**Recorded information**

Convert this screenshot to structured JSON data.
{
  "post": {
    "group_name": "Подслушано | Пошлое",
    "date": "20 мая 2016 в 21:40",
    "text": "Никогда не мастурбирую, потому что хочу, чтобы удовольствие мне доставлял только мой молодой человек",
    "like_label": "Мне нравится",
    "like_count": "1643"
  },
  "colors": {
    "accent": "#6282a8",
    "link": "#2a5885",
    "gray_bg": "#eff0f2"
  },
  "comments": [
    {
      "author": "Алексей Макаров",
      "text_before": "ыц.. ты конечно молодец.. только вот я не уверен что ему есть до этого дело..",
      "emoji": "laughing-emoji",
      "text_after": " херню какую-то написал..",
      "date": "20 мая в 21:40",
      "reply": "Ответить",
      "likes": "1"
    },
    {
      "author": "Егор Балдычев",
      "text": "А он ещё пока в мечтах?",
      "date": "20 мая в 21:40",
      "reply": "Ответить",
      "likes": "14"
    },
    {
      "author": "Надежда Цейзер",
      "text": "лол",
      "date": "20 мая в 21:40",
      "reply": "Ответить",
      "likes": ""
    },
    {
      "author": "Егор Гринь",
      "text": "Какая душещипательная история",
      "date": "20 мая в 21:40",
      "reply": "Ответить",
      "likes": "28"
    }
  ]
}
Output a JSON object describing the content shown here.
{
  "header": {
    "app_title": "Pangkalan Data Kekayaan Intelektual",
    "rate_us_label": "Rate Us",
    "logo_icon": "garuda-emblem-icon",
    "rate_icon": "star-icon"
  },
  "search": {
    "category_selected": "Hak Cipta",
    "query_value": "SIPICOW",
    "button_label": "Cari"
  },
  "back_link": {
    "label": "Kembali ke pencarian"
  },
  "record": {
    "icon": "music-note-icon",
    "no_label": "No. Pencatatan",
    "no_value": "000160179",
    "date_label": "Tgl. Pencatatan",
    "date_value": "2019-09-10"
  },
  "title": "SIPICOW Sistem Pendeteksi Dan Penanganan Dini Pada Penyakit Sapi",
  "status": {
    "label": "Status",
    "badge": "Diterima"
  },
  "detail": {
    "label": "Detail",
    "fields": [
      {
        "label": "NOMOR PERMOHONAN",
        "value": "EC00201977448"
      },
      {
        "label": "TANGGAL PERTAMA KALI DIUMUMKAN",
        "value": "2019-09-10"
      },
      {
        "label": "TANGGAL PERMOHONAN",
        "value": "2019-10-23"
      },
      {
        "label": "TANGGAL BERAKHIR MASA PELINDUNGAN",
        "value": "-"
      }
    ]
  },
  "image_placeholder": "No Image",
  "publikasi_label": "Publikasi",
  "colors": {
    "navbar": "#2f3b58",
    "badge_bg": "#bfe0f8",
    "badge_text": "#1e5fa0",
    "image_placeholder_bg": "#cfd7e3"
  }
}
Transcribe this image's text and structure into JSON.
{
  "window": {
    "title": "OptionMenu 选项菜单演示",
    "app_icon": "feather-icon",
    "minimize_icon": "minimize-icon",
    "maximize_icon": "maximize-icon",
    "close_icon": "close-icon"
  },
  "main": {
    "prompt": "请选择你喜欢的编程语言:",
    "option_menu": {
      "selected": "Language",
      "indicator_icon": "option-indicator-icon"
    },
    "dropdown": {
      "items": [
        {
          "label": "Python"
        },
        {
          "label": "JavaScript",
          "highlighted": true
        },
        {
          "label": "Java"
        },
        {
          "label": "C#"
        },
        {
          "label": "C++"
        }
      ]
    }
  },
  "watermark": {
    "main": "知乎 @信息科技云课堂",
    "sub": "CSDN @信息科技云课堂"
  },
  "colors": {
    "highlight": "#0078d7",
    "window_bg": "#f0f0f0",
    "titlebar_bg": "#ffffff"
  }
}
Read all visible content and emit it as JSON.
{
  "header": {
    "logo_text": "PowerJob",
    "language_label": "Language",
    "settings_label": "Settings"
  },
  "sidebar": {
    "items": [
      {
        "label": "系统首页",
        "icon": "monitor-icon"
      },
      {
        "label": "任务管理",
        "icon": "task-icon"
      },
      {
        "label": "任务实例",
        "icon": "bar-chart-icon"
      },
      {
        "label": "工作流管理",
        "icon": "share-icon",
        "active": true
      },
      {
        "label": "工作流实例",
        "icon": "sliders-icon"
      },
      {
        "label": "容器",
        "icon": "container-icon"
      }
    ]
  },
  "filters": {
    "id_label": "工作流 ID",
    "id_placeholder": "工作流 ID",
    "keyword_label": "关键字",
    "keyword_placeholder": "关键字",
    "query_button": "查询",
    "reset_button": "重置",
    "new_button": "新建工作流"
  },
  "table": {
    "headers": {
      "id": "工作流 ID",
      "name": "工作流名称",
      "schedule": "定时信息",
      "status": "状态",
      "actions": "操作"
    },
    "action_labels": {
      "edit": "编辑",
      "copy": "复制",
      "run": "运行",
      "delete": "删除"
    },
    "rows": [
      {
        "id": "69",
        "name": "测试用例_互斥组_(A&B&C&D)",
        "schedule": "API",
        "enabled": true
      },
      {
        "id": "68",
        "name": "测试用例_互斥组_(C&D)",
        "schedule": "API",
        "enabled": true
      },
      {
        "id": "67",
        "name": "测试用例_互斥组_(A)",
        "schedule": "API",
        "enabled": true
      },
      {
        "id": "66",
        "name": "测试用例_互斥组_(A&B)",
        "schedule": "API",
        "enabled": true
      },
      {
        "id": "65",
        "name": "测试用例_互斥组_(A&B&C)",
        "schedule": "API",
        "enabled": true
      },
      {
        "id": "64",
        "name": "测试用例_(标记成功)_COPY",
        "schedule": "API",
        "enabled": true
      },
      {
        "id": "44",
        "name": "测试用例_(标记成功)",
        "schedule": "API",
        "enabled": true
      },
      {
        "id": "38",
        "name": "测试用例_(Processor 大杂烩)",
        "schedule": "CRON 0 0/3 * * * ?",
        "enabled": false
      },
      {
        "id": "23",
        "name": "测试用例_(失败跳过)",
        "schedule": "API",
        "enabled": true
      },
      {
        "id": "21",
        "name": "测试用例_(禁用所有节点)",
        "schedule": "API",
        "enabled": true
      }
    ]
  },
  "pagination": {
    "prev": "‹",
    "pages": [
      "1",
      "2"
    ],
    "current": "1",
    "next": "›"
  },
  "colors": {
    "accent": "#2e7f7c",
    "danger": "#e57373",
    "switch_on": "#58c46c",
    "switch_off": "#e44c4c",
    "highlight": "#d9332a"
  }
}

**The task**
All of the data shown above must be copied exactly.

**Exercise response**
Convert this screenshot to structured JSON data.
{
  "post": {
    "group_name": "Подслушано | Пошлое",
    "date": "20 мая 2016 в 21:40",
    "text": "Никогда не мастурбирую, потому что хочу, чтобы удовольствие мне доставлял только мой молодой человек",
    "like_label": "Мне нравится",
    "like_count": "1643"
  },
  "colors": {
    "accent": "#6282a8",
    "link": "#2a5885",
    "gray_bg": "#eff0f2"
  },
  "comments": [
    {
      "author": "Алексей Макаров",
      "text_before": "ыц.. ты конечно молодец.. только вот я не уверен что ему есть до этого дело..",
      "emoji": "laughing-emoji",
      "text_after": " херню какую-то написал..",
      "date": "20 мая в 21:40",
      "reply": "Ответить",
      "likes": "1"
    },
    {
      "author": "Егор Балдычев",
      "text": "А он ещё пока в мечтах?",
      "date": "20 мая в 21:40",
      "reply": "Ответить",
      "likes": "14"
    },
    {
      "author": "Надежда Цейзер",
      "text": "лол",
      "date": "20 мая в 21:40",
      "reply": "Ответить",
      "likes": ""
    },
    {
      "author": "Егор Гринь",
      "text": "Какая душещипательная история",
      "date": "20 мая в 21:40",
      "reply": "Ответить",
      "likes": "28"
    }
  ]
}
Output a JSON object describing the content shown here.
{
  "header": {
    "app_title": "Pangkalan Data Kekayaan Intelektual",
    "rate_us_label": "Rate Us",
    "logo_icon": "garuda-emblem-icon",
    "rate_icon": "star-icon"
  },
  "search": {
    "category_selected": "Hak Cipta",
    "query_value": "SIPICOW",
    "button_label": "Cari"
  },
  "back_link": {
    "label": "Kembali ke pencarian"
  },
  "record": {
    "icon": "music-note-icon",
    "no_label": "No. Pencatatan",
    "no_value": "000160179",
    "date_label": "Tgl. Pencatatan",
    "date_value": "2019-09-10"
  },
  "title": "SIPICOW Sistem Pendeteksi Dan Penanganan Dini Pada Penyakit Sapi",
  "status": {
    "label": "Status",
    "badge": "Diterima"
  },
  "detail": {
    "label": "Detail",
    "fields": [
      {
        "label": "NOMOR PERMOHONAN",
        "value": "EC00201977448"
      },
      {
        "label": "TANGGAL PERTAMA KALI DIUMUMKAN",
        "value": "2019-09-10"
      },
      {
        "label": "TANGGAL PERMOHONAN",
        "value": "2019-10-23"
      },
      {
        "label": "TANGGAL BERAKHIR MASA PELINDUNGAN",
        "value": "-"
      }
    ]
  },
  "image_placeholder": "No Image",
  "publikasi_label": "Publikasi",
  "colors": {
    "navbar": "#2f3b58",
    "badge_bg": "#bfe0f8",
    "badge_text": "#1e5fa0",
    "image_placeholder_bg": "#cfd7e3"
  }
}
Transcribe this image's text and structure into JSON.
{
  "window": {
    "title": "OptionMenu 选项菜单演示",
    "app_icon": "feather-icon",
    "minimize_icon": "minimize-icon",
    "maximize_icon": "maximize-icon",
    "close_icon": "close-icon"
  },
  "main": {
    "prompt": "请选择你喜欢的编程语言:",
    "option_menu": {
      "selected": "Language",
      "indicator_icon": "option-indicator-icon"
    },
    "dropdown": {
      "items": [
        {
          "label": "Python"
        },
        {
          "label": "JavaScript",
          "highlighted": true
        },
        {
          "label": "Java"
        },
        {
          "label": "C#"
        },
        {
          "label": "C++"
        }
      ]
    }
  },
  "watermark": {
    "main": "知乎 @信息科技云课堂",
    "sub": "CSDN @信息科技云课堂"
  },
  "colors": {
    "highlight": "#0078d7",
    "window_bg": "#f0f0f0",
    "titlebar_bg": "#ffffff"
  }
}
Read all visible content and emit it as JSON.
{
  "header": {
    "logo_text": "PowerJob",
    "language_label": "Language",
    "settings_label": "Settings"
  },
  "sidebar": {
    "items": [
      {
        "label": "系统首页",
        "icon": "monitor-icon"
      },
      {
        "label": "任务管理",
        "icon": "task-icon"
      },
      {
        "label": "任务实例",
        "icon": "bar-chart-icon"
      },
      {
        "label": "工作流管理",
        "icon": "share-icon",
        "active": true
      },
      {
        "label": "工作流实例",
        "icon": "sliders-icon"
      },
      {
        "label": "容器",
        "icon": "container-icon"
      }
    ]
  },
  "filters": {
    "id_label": "工作流 ID",
    "id_placeholder": "工作流 ID",
    "keyword_label": "关键字",
    "keyword_placeholder": "关键字",
    "query_button": "查询",
    "reset_button": "重置",
    "new_button": "新建工作流"
  },
  "table": {
    "headers": {
      "id": "工作流 ID",
      "name": "工作流名称",
      "schedule": "定时信息",
      "status": "状态",
      "actions": "操作"
    },
    "action_labels": {
      "edit": "编辑",
      "copy": "复制",
      "run": "运行",
      "delete": "删除"
    },
    "rows": [
      {
        "id": "69",
        "name": "测试用例_互斥组_(A&B&C&D)",
        "schedule": "API",
        "enabled": true
      },
      {
        "id": "68",
        "name": "测试用例_互斥组_(C&D)",
        "schedule": "API",
        "enabled": true
      },
      {
        "id": "67",
        "name": "测试用例_互斥组_(A)",
        "schedule": "API",
        "enabled": true
      },
      {
        "id": "66",
        "name": "测试用例_互斥组_(A&B)",
        "schedule": "API",
        "enabled": true
      },
      {
        "id": "65",
        "name": "测试用例_互斥组_(A&B&C)",
        "schedule": "API",
        "enabled": true
      },
      {
        "id": "64",
        "name": "测试用例_(标记成功)_COPY",
        "schedule": "API",
        "enabled": true
      },
      {
        "id": "44",
        "name": "测试用例_(标记成功)",
        "schedule": "API",
        "enabled": true
      },
      {
        "id": "38",
        "name": "测试用例_(Processor 大杂烩)",
        "schedule": "CRON 0 0/3 * * * ?",
        "enabled": false
      },
      {
        "id": "23",
        "name": "测试用例_(失败跳过)",
        "schedule": "API",
        "enabled": true
      },
      {
        "id": "21",
        "name": "测试用例_(禁用所有节点)",
        "schedule": "API",
        "enabled": true
      }
    ]
  },
  "pagination": {
    "prev": "‹",
    "pages": [
      "1",
      "2"
    ],
    "current": "1",
    "next": "›"
  },
  "colors": {
    "accent": "#2e7f7c",
    "danger": "#e57373",
    "switch_on": "#58c46c",
    "switch_off": "#e44c4c",
    "highlight": "#d9332a"
  }
}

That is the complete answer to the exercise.